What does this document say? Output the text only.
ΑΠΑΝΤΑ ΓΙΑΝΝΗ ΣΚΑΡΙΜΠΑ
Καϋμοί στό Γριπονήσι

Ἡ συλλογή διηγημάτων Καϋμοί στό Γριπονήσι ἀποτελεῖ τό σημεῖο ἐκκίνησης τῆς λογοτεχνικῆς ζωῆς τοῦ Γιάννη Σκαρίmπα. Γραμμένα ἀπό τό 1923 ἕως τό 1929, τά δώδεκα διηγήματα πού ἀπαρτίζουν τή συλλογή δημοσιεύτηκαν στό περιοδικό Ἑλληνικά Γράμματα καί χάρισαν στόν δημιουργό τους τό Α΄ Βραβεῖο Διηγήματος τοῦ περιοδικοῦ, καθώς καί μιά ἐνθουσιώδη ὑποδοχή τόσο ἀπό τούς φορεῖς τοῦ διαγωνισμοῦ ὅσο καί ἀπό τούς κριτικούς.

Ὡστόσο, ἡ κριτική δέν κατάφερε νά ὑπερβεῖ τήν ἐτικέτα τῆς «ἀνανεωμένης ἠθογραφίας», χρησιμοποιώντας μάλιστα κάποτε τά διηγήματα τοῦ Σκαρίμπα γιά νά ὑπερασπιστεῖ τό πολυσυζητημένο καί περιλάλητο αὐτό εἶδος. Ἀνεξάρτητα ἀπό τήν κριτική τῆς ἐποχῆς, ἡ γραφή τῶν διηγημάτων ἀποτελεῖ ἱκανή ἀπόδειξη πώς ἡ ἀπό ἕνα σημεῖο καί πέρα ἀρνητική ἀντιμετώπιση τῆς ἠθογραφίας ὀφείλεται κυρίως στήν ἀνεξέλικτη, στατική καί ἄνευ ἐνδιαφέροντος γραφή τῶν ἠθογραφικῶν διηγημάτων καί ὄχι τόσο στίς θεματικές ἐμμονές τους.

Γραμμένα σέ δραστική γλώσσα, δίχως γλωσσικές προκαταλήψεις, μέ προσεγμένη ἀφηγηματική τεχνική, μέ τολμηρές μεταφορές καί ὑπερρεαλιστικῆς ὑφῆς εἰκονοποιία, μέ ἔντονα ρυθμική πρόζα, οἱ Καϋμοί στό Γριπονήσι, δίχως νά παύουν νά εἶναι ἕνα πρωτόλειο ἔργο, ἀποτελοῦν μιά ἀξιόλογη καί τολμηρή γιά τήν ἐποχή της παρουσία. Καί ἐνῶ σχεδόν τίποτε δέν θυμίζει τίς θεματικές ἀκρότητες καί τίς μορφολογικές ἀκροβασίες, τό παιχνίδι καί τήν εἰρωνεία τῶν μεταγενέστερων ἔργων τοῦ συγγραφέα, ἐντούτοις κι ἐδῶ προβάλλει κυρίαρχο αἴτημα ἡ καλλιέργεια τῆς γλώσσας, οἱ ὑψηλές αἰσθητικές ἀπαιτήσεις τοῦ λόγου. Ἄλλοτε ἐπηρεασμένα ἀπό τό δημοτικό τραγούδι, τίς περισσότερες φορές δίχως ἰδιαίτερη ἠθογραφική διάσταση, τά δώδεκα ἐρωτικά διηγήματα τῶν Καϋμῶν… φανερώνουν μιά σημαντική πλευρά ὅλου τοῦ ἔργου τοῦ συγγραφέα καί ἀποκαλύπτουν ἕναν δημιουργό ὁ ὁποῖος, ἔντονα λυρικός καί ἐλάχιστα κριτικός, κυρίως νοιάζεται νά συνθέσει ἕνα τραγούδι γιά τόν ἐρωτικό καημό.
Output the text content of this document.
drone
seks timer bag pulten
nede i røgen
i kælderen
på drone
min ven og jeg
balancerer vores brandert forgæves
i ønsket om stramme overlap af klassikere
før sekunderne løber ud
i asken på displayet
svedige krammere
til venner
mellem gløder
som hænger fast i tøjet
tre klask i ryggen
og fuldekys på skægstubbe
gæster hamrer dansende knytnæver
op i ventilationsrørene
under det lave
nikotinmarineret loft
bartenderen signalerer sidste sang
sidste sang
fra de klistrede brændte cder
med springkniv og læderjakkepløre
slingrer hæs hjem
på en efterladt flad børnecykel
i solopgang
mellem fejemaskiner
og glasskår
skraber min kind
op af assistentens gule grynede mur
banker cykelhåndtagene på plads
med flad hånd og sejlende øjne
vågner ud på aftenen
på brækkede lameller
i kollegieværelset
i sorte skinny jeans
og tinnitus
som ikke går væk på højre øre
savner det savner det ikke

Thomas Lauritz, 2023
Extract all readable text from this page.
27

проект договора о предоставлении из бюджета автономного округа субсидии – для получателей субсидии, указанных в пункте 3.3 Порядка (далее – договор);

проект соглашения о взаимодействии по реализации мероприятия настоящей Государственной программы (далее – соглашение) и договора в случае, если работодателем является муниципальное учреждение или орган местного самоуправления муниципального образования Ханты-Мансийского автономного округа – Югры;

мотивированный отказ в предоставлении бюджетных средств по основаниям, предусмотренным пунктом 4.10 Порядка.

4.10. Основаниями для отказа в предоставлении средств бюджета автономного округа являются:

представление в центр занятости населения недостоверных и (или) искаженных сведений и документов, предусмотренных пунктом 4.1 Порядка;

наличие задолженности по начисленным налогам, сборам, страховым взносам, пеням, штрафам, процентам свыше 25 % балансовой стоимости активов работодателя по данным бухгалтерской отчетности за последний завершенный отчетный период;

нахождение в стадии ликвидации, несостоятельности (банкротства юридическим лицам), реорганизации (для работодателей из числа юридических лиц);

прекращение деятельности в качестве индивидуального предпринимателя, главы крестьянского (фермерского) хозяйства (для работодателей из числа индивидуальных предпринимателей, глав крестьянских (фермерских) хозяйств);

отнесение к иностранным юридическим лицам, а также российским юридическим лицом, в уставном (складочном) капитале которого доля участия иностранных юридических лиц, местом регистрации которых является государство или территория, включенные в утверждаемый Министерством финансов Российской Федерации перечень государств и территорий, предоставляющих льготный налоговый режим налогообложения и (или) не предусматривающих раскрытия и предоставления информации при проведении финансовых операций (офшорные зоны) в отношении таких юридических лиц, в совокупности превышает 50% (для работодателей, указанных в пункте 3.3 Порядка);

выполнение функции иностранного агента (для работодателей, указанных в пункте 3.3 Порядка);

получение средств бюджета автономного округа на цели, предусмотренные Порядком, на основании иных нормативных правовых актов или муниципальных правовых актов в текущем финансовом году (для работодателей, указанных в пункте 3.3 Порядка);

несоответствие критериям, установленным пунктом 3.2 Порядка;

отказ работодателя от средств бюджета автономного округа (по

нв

-=-=-=-=-

* [The problem]:
List each line in the listing that contains the string "flad".

* [Written answer]:
på en efterladt flad børnecykel
med flad hånd og sejlende øjne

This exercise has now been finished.